(Extracted records)
━━━━━━━━━━━━━━━━
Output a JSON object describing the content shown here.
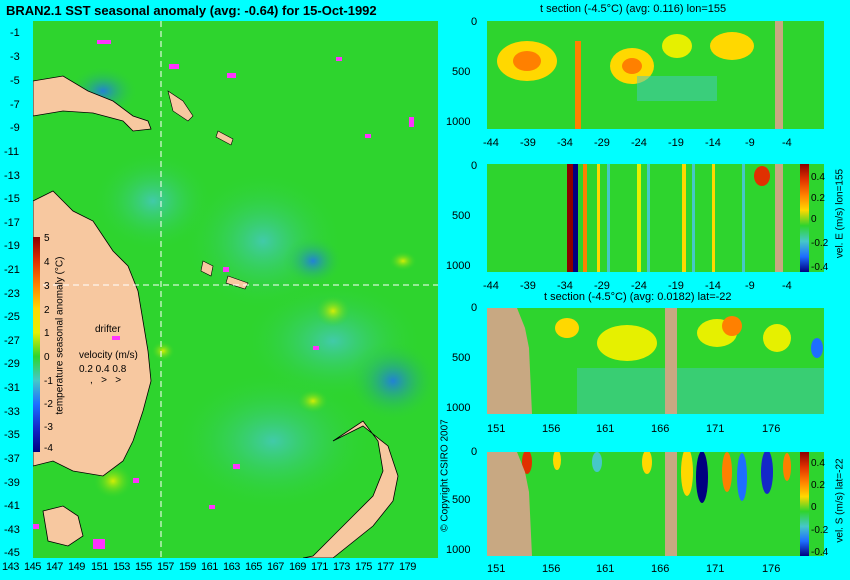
{
  "map": {
    "title": "BRAN2.1 SST seasonal anomaly (avg: -0.64) for 15-Oct-1992",
    "lat_ticks": [
      "-1",
      "-3",
      "-5",
      "-7",
      "-9",
      "-11",
      "-13",
      "-15",
      "-17",
      "-19",
      "-21",
      "-23",
      "-25",
      "-27",
      "-29",
      "-31",
      "-33",
      "-35",
      "-37",
      "-39",
      "-41",
      "-43",
      "-45"
    ],
    "lon_ticks": [
      "143",
      "145",
      "147",
      "149",
      "151",
      "153",
      "155",
      "157",
      "159",
      "161",
      "163",
      "165",
      "167",
      "169",
      "171",
      "173",
      "175",
      "177",
      "179"
    ],
    "colorbar_label": "temperature seasonal anomaly (°C)",
    "colorbar_ticks": [
      "5",
      "4",
      "3",
      "2",
      "1",
      "0",
      "-1",
      "-2",
      "-3",
      "-4"
    ],
    "drifter_label": "drifter",
    "velocity_label": "velocity (m/s)",
    "velocity_scale": "0.2 0.4 0.8",
    "copyright": "© Copyright CSIRO 2007",
    "colors": {
      "land": "#f7c8a0",
      "ocean": "#2ed42e",
      "drifter": "#ff33ff",
      "background": "#00ffff"
    }
  },
  "panels": [
    {
      "id": "t-lon",
      "title": "t section (-4.5°C) (avg: 0.116) lon=155",
      "y_ticks": [
        "0",
        "500",
        "1000"
      ],
      "x_ticks": [
        "-44",
        "-39",
        "-34",
        "-29",
        "-24",
        "-19",
        "-14",
        "-9",
        "-4"
      ]
    },
    {
      "id": "v-lon",
      "title": "",
      "y_ticks": [
        "0",
        "500",
        "1000"
      ],
      "x_ticks": [
        "-44",
        "-39",
        "-34",
        "-29",
        "-24",
        "-19",
        "-14",
        "-9",
        "-4"
      ],
      "colorbar_label": "vel. E (m/s) lon=155",
      "colorbar_ticks": [
        "0.4",
        "0.2",
        "0",
        "-0.2",
        "-0.4"
      ]
    },
    {
      "id": "t-lat",
      "title": "t section (-4.5°C) (avg: 0.0182) lat=-22",
      "y_ticks": [
        "0",
        "500",
        "1000"
      ],
      "x_ticks": [
        "151",
        "156",
        "161",
        "166",
        "171",
        "176"
      ]
    },
    {
      "id": "v-lat",
      "title": "",
      "y_ticks": [
        "0",
        "500",
        "1000"
      ],
      "x_ticks": [
        "151",
        "156",
        "161",
        "166",
        "171",
        "176"
      ],
      "colorbar_label": "vel. S (m/s) lat=-22",
      "colorbar_ticks": [
        "0.4",
        "0.2",
        "0",
        "-0.2",
        "-0.4"
      ]
    }
  ],
  "chart_data": [
    {
      "type": "heatmap",
      "title": "BRAN2.1 SST seasonal anomaly (avg: -0.64) for 15-Oct-1992",
      "xlabel": "",
      "ylabel": "",
      "x_range": [
        143,
        180
      ],
      "y_range": [
        -45,
        0
      ],
      "color_range": [
        -4,
        5
      ],
      "colorbar_label": "temperature seasonal anomaly (°C)"
    },
    {
      "type": "heatmap",
      "title": "t section (-4.5°C) (avg: 0.116) lon=155",
      "x_range": [
        -46,
        0
      ],
      "y_range": [
        1050,
        0
      ]
    },
    {
      "type": "heatmap",
      "title": "",
      "x_range": [
        -46,
        0
      ],
      "y_range": [
        1050,
        0
      ],
      "color_range": [
        -0.4,
        0.4
      ],
      "colorbar_label": "vel. E (m/s) lon=155"
    },
    {
      "type": "heatmap",
      "title": "t section (-4.5°C) (avg: 0.0182) lat=-22",
      "x_range": [
        149,
        180
      ],
      "y_range": [
        1050,
        0
      ]
    },
    {
      "type": "heatmap",
      "title": "",
      "x_range": [
        149,
        180
      ],
      "y_range": [
        1050,
        0
      ],
      "color_range": [
        -0.4,
        0.4
      ],
      "colorbar_label": "vel. S (m/s) lat=-22"
    }
  ]
}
━━━━━━━━━━━━━━━━
(PROBLEM DESCRIPTION): Repeat the records word for word. Any picture in them should be left out.

(TASK RESPONSE):
Output a JSON object describing the content shown here.
{
  "map": {
    "title": "BRAN2.1 SST seasonal anomaly (avg: -0.64) for 15-Oct-1992",
    "lat_ticks": [
      "-1",
      "-3",
      "-5",
      "-7",
      "-9",
      "-11",
      "-13",
      "-15",
      "-17",
      "-19",
      "-21",
      "-23",
      "-25",
      "-27",
      "-29",
      "-31",
      "-33",
      "-35",
      "-37",
      "-39",
      "-41",
      "-43",
      "-45"
    ],
    "lon_ticks": [
      "143",
      "145",
      "147",
      "149",
      "151",
      "153",
      "155",
      "157",
      "159",
      "161",
      "163",
      "165",
      "167",
      "169",
      "171",
      "173",
      "175",
      "177",
      "179"
    ],
    "colorbar_label": "temperature seasonal anomaly (°C)",
    "colorbar_ticks": [
      "5",
      "4",
      "3",
      "2",
      "1",
      "0",
      "-1",
      "-2",
      "-3",
      "-4"
    ],
    "drifter_label": "drifter",
    "velocity_label": "velocity (m/s)",
    "velocity_scale": "0.2 0.4 0.8",
    "copyright": "© Copyright CSIRO 2007",
    "colors": {
      "land": "#f7c8a0",
      "ocean": "#2ed42e",
      "drifter": "#ff33ff",
      "background": "#00ffff"
    }
  },
  "panels": [
    {
      "id": "t-lon",
      "title": "t section (-4.5°C) (avg: 0.116) lon=155",
      "y_ticks": [
        "0",
        "500",
        "1000"
      ],
      "x_ticks": [
        "-44",
        "-39",
        "-34",
        "-29",
        "-24",
        "-19",
        "-14",
        "-9",
        "-4"
      ]
    },
    {
      "id": "v-lon",
      "title": "",
      "y_ticks": [
        "0",
        "500",
        "1000"
      ],
      "x_ticks": [
        "-44",
        "-39",
        "-34",
        "-29",
        "-24",
        "-19",
        "-14",
        "-9",
        "-4"
      ],
      "colorbar_label": "vel. E (m/s) lon=155",
      "colorbar_ticks": [
        "0.4",
        "0.2",
        "0",
        "-0.2",
        "-0.4"
      ]
    },
    {
      "id": "t-lat",
      "title": "t section (-4.5°C) (avg: 0.0182) lat=-22",
      "y_ticks": [
        "0",
        "500",
        "1000"
      ],
      "x_ticks": [
        "151",
        "156",
        "161",
        "166",
        "171",
        "176"
      ]
    },
    {
      "id": "v-lat",
      "title": "",
      "y_ticks": [
        "0",
        "500",
        "1000"
      ],
      "x_ticks": [
        "151",
        "156",
        "161",
        "166",
        "171",
        "176"
      ],
      "colorbar_label": "vel. S (m/s) lat=-22",
      "colorbar_ticks": [
        "0.4",
        "0.2",
        "0",
        "-0.2",
        "-0.4"
      ]
    }
  ],
  "chart_data": [
    {
      "type": "heatmap",
      "title": "BRAN2.1 SST seasonal anomaly (avg: -0.64) for 15-Oct-1992",
      "xlabel": "",
      "ylabel": "",
      "x_range": [
        143,
        180
      ],
      "y_range": [
        -45,
        0
      ],
      "color_range": [
        -4,
        5
      ],
      "colorbar_label": "temperature seasonal anomaly (°C)"
    },
    {
      "type": "heatmap",
      "title": "t section (-4.5°C) (avg: 0.116) lon=155",
      "x_range": [
        -46,
        0
      ],
      "y_range": [
        1050,
        0
      ]
    },
    {
      "type": "heatmap",
      "title": "",
      "x_range": [
        -46,
        0
      ],
      "y_range": [
        1050,
        0
      ],
      "color_range": [
        -0.4,
        0.4
      ],
      "colorbar_label": "vel. E (m/s) lon=155"
    },
    {
      "type": "heatmap",
      "title": "t section (-4.5°C) (avg: 0.0182) lat=-22",
      "x_range": [
        149,
        180
      ],
      "y_range": [
        1050,
        0
      ]
    },
    {
      "type": "heatmap",
      "title": "",
      "x_range": [
        149,
        180
      ],
      "y_range": [
        1050,
        0
      ],
      "color_range": [
        -0.4,
        0.4
      ],
      "colorbar_label": "vel. S (m/s) lat=-22"
    }
  ]
}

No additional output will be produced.